■ **Instructions for the task**
From the entries that follow, pick out all lines holding "وهجاؤه".

--- start Record excerpts ---

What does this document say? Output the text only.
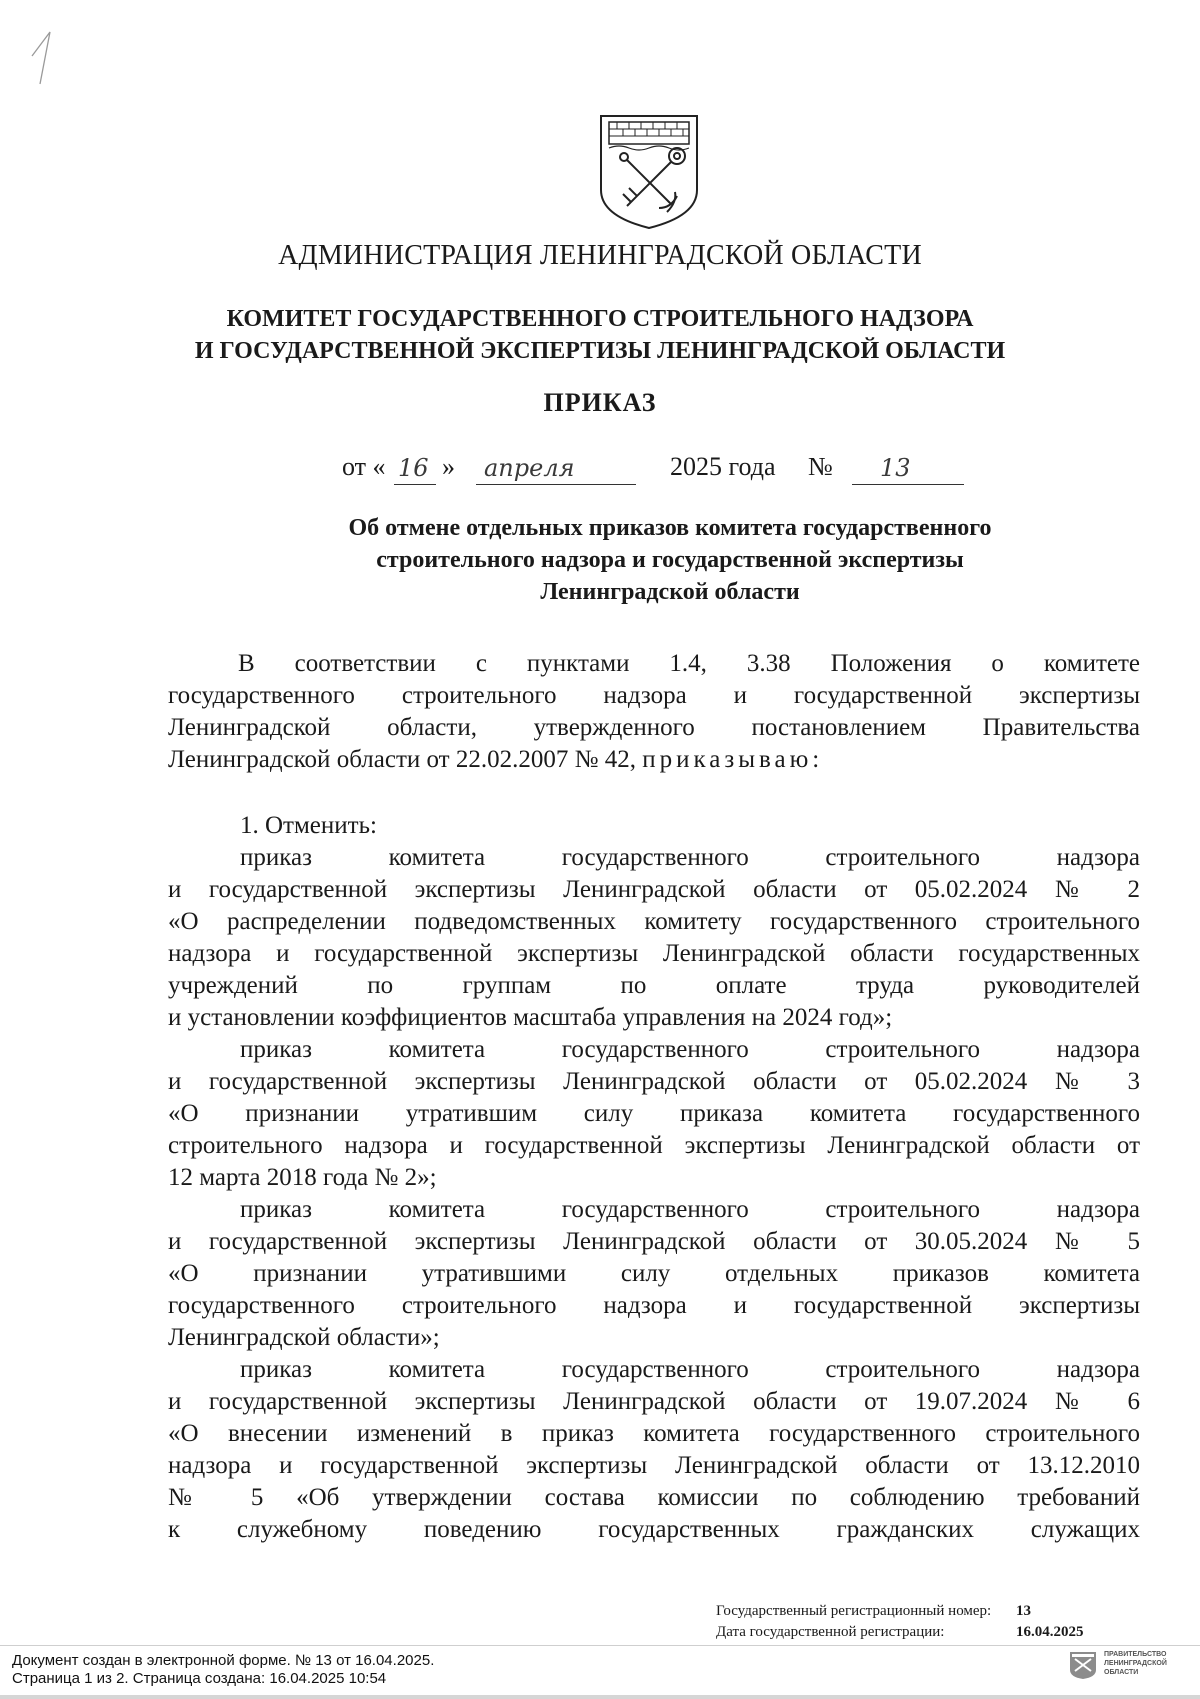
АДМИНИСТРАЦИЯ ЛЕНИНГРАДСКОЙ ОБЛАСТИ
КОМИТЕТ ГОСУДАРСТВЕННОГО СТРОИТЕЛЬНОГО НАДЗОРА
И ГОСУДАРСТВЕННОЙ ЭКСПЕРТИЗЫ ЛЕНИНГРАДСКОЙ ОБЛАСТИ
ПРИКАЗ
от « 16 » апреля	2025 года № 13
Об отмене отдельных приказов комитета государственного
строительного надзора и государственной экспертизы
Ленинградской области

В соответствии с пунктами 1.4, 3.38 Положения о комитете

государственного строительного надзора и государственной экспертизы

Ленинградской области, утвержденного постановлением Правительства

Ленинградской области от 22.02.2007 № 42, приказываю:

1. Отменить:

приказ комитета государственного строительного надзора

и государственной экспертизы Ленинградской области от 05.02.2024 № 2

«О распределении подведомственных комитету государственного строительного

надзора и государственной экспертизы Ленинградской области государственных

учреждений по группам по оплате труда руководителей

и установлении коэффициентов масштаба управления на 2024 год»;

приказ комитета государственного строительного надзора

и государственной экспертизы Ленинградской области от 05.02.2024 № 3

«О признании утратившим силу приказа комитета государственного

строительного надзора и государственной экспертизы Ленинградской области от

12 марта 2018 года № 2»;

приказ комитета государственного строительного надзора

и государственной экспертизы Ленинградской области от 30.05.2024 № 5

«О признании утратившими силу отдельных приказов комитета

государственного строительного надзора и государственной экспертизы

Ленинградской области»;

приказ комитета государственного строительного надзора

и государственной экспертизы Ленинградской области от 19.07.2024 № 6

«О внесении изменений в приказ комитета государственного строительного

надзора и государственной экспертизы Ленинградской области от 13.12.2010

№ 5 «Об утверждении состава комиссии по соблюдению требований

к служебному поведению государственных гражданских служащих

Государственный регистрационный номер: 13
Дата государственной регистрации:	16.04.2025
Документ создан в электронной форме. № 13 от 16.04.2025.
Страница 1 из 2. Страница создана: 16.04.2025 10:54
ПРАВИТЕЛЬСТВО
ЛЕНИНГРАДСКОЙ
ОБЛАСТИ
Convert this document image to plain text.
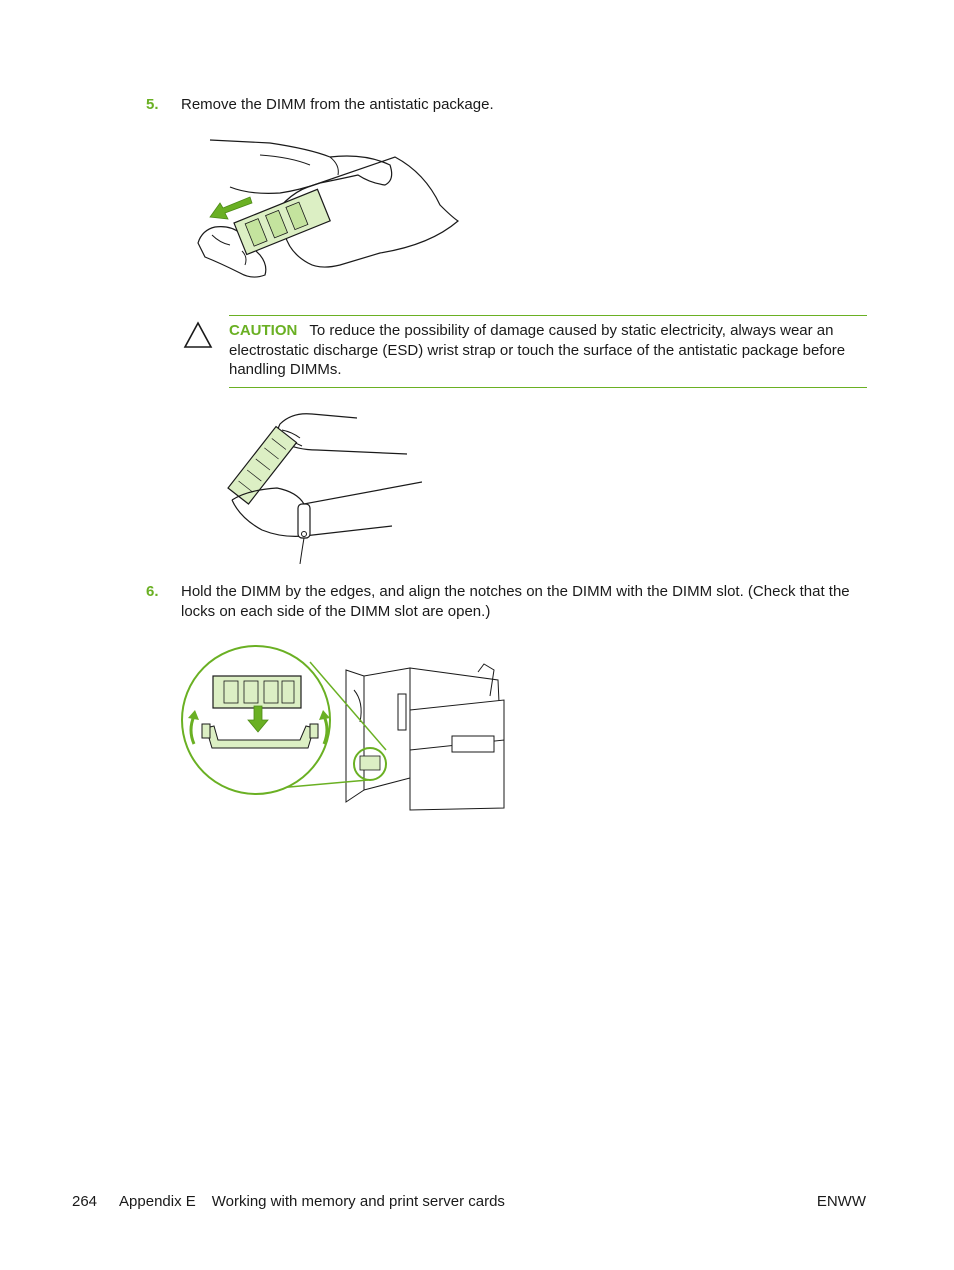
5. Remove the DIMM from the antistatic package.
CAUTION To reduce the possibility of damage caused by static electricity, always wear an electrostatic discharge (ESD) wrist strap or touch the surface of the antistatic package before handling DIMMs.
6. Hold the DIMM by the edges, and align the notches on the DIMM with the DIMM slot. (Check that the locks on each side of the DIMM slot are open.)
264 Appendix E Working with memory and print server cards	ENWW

--- end Record excerpts ---
--- start Record excerpts ---

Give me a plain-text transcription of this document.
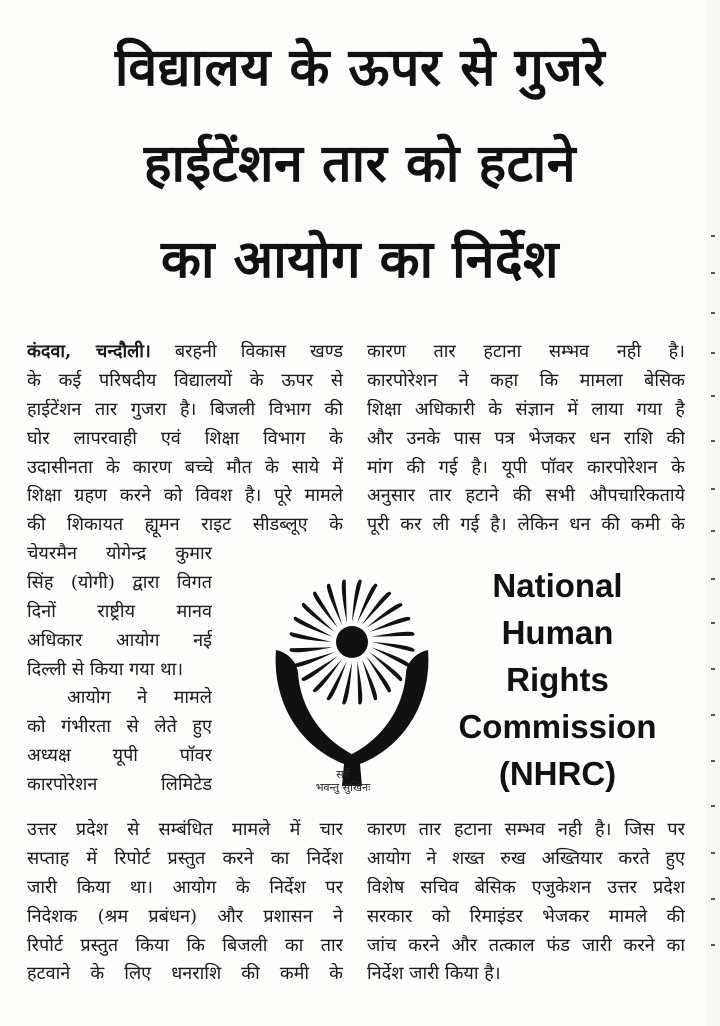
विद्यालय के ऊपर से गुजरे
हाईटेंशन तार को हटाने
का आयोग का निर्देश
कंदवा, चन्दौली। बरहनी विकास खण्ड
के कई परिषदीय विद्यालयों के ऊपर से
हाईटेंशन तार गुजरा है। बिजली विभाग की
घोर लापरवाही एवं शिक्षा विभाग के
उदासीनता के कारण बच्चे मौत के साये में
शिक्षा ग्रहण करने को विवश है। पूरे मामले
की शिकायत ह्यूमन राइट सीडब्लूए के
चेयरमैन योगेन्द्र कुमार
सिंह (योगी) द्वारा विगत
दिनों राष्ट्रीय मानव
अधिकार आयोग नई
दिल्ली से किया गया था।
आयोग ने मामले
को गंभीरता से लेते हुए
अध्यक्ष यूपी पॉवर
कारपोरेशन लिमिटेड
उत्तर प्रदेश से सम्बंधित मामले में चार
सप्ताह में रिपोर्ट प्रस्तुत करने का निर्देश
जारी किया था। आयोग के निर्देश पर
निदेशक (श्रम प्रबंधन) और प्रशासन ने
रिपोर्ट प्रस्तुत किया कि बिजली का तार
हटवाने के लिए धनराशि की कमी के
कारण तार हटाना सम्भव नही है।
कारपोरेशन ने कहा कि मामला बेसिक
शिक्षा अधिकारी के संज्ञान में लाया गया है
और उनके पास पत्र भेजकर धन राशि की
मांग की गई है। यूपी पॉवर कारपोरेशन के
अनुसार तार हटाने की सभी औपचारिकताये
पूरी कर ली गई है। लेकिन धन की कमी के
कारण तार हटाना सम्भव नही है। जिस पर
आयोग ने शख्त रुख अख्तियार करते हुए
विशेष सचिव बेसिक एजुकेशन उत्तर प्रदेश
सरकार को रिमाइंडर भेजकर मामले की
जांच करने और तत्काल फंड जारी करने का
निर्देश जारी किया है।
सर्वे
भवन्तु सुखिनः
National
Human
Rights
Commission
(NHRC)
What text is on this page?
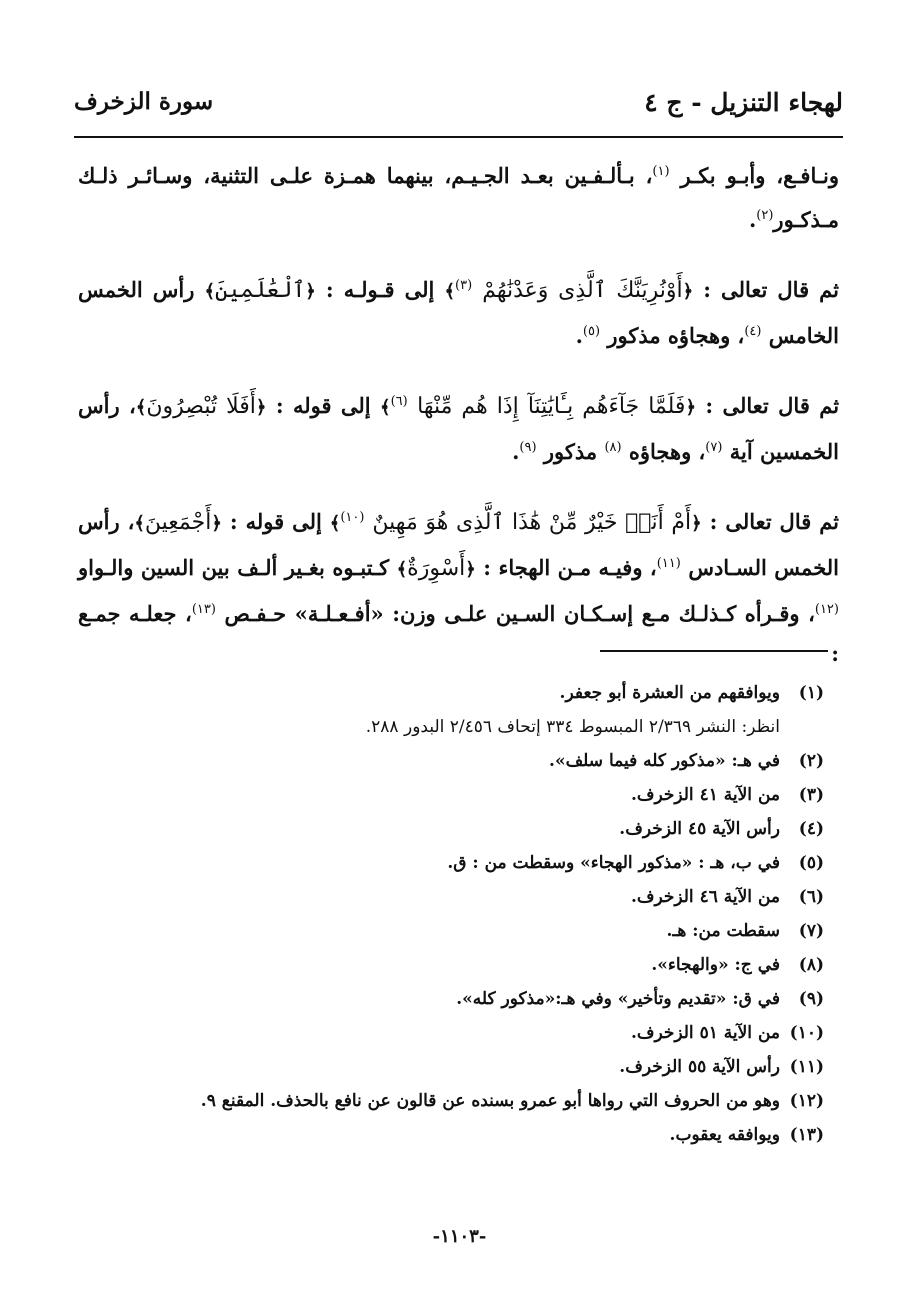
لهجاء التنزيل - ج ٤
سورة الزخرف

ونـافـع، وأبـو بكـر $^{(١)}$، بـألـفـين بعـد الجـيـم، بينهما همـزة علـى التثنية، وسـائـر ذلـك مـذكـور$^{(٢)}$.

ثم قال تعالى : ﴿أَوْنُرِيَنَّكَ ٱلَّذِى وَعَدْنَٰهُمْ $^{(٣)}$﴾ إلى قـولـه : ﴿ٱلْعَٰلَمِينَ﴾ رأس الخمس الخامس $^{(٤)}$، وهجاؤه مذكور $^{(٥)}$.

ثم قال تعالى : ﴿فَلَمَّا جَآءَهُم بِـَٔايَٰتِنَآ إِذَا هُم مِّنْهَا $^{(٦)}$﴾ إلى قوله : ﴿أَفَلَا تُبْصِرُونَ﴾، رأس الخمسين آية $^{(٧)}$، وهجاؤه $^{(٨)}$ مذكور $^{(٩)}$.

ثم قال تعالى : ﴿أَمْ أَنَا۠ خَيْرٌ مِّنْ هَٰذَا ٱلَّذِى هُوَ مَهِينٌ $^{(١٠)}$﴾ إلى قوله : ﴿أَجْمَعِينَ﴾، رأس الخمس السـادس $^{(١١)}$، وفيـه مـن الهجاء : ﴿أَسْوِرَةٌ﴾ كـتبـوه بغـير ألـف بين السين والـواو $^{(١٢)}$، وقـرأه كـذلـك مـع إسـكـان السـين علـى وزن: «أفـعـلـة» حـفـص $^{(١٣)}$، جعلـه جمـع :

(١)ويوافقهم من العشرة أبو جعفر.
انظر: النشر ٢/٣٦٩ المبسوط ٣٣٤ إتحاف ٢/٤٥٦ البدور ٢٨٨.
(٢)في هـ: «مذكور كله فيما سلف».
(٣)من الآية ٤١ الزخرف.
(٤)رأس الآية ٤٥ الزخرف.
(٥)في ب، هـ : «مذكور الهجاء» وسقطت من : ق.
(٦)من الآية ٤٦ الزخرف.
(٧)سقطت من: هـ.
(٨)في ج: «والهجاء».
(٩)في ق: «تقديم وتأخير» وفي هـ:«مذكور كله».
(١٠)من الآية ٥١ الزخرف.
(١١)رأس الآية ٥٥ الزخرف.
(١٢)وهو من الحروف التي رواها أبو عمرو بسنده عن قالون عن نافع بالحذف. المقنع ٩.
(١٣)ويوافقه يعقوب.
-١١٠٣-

--- end Record excerpts ---

■ **Reply to the exercise**
ثم قال تعالى : ﴿أَوْنُرِيَنَّكَ ٱلَّذِى وَعَدْنَٰهُمْ $^{(٣)}$﴾ إلى قـولـه : ﴿ٱلْعَٰلَمِينَ﴾ رأس الخمس الخامس $^{(٤)}$، وهجاؤه مذكور $^{(٥)}$.
ثم قال تعالى : ﴿فَلَمَّا جَآءَهُم بِـَٔايَٰتِنَآ إِذَا هُم مِّنْهَا $^{(٦)}$﴾ إلى قوله : ﴿أَفَلَا تُبْصِرُونَ﴾، رأس الخمسين آية $^{(٧)}$، وهجاؤه $^{(٨)}$ مذكور $^{(٩)}$.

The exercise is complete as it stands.